■ **Prompt**: Output the material word for word. Leave each picture out.

[Dataset entries]
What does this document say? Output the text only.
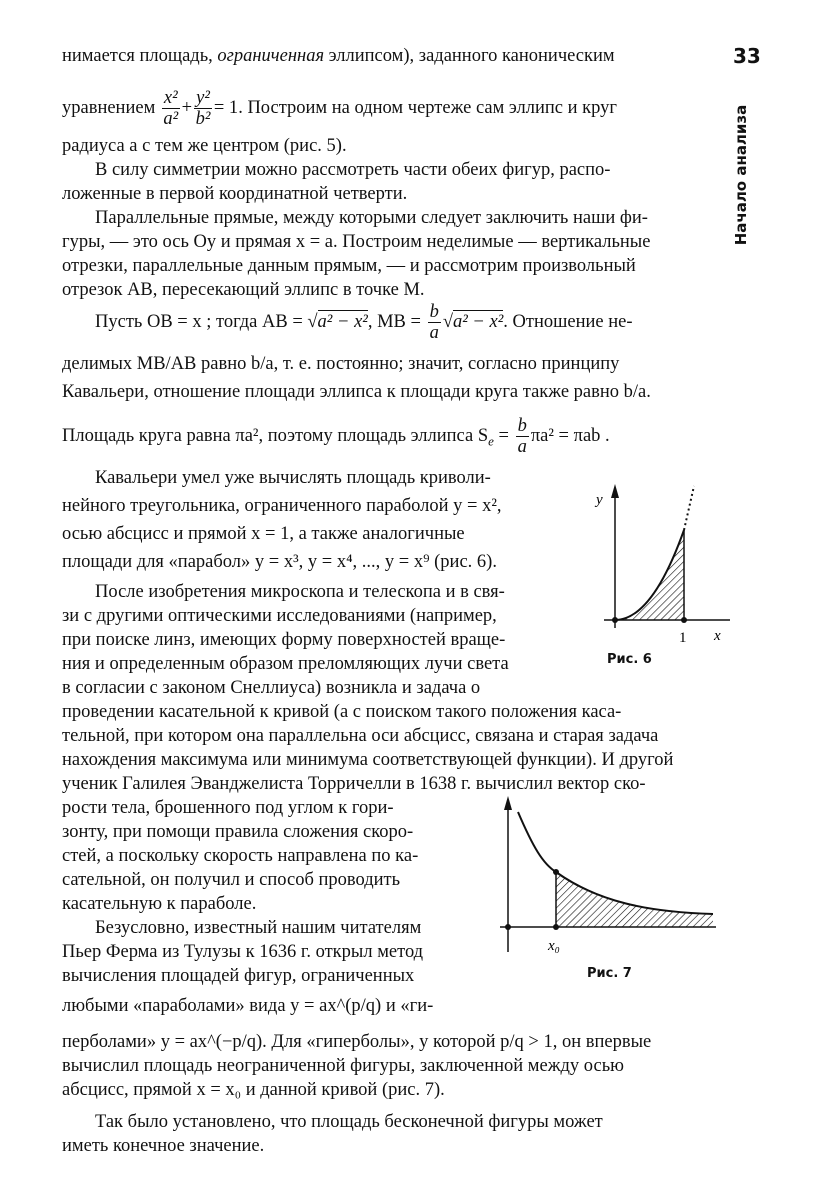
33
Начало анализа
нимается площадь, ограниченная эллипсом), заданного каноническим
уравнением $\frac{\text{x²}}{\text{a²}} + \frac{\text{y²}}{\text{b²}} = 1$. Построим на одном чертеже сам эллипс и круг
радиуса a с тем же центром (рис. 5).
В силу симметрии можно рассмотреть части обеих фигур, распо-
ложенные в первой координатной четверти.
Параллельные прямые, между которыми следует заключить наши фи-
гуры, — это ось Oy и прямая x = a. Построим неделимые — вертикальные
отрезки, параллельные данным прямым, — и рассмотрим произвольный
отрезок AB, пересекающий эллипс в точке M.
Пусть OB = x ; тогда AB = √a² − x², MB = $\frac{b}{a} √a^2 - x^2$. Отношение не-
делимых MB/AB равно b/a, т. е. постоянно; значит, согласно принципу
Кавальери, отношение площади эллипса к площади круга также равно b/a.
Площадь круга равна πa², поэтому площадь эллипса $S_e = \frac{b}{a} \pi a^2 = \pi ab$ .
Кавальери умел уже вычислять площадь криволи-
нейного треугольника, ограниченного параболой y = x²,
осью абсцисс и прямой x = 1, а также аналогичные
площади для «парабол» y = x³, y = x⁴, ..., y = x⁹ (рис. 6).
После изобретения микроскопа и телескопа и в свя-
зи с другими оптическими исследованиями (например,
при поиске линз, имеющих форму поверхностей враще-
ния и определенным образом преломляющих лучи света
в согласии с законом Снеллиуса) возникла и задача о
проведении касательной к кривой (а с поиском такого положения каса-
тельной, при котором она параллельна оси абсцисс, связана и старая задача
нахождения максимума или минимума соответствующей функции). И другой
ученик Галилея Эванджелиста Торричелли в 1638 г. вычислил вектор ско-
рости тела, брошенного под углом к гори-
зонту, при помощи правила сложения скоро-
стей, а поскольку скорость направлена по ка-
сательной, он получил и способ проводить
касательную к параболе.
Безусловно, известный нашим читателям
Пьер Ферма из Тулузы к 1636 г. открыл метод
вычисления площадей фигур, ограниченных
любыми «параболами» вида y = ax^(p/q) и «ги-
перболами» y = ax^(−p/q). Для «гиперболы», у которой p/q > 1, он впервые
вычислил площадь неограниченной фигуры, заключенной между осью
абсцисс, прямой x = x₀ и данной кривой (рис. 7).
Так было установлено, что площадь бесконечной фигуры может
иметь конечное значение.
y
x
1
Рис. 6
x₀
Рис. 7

■ **Reply to the task**:
What does this document say? Output the text only.
33
Начало анализа
нимается площадь, ограниченная эллипсом), заданного каноническим
уравнением $\frac{\text{x²}}{\text{a²}} + \frac{\text{y²}}{\text{b²}} = 1$. Построим на одном чертеже сам эллипс и круг
радиуса a с тем же центром (рис. 5).
В силу симметрии можно рассмотреть части обеих фигур, распо-
ложенные в первой координатной четверти.
Параллельные прямые, между которыми следует заключить наши фи-
гуры, — это ось Oy и прямая x = a. Построим неделимые — вертикальные
отрезки, параллельные данным прямым, — и рассмотрим произвольный
отрезок AB, пересекающий эллипс в точке M.
Пусть OB = x ; тогда AB = √a² − x², MB = $\frac{b}{a} √a^2 - x^2$. Отношение не-
делимых MB/AB равно b/a, т. е. постоянно; значит, согласно принципу
Кавальери, отношение площади эллипса к площади круга также равно b/a.
Площадь круга равна πa², поэтому площадь эллипса $S_e = \frac{b}{a} \pi a^2 = \pi ab$ .
Кавальери умел уже вычислять площадь криволи-
нейного треугольника, ограниченного параболой y = x²,
осью абсцисс и прямой x = 1, а также аналогичные
площади для «парабол» y = x³, y = x⁴, ..., y = x⁹ (рис. 6).
После изобретения микроскопа и телескопа и в свя-
зи с другими оптическими исследованиями (например,
при поиске линз, имеющих форму поверхностей враще-
ния и определенным образом преломляющих лучи света
в согласии с законом Снеллиуса) возникла и задача о
проведении касательной к кривой (а с поиском такого положения каса-
тельной, при котором она параллельна оси абсцисс, связана и старая задача
нахождения максимума или минимума соответствующей функции). И другой
ученик Галилея Эванджелиста Торричелли в 1638 г. вычислил вектор ско-
рости тела, брошенного под углом к гори-
зонту, при помощи правила сложения скоро-
стей, а поскольку скорость направлена по ка-
сательной, он получил и способ проводить
касательную к параболе.
Безусловно, известный нашим читателям
Пьер Ферма из Тулузы к 1636 г. открыл метод
вычисления площадей фигур, ограниченных
любыми «параболами» вида y = ax^(p/q) и «ги-
перболами» y = ax^(−p/q). Для «гиперболы», у которой p/q > 1, он впервые
вычислил площадь неограниченной фигуры, заключенной между осью
абсцисс, прямой x = x₀ и данной кривой (рис. 7).
Так было установлено, что площадь бесконечной фигуры может
иметь конечное значение.
y
x
1
Рис. 6
x₀
Рис. 7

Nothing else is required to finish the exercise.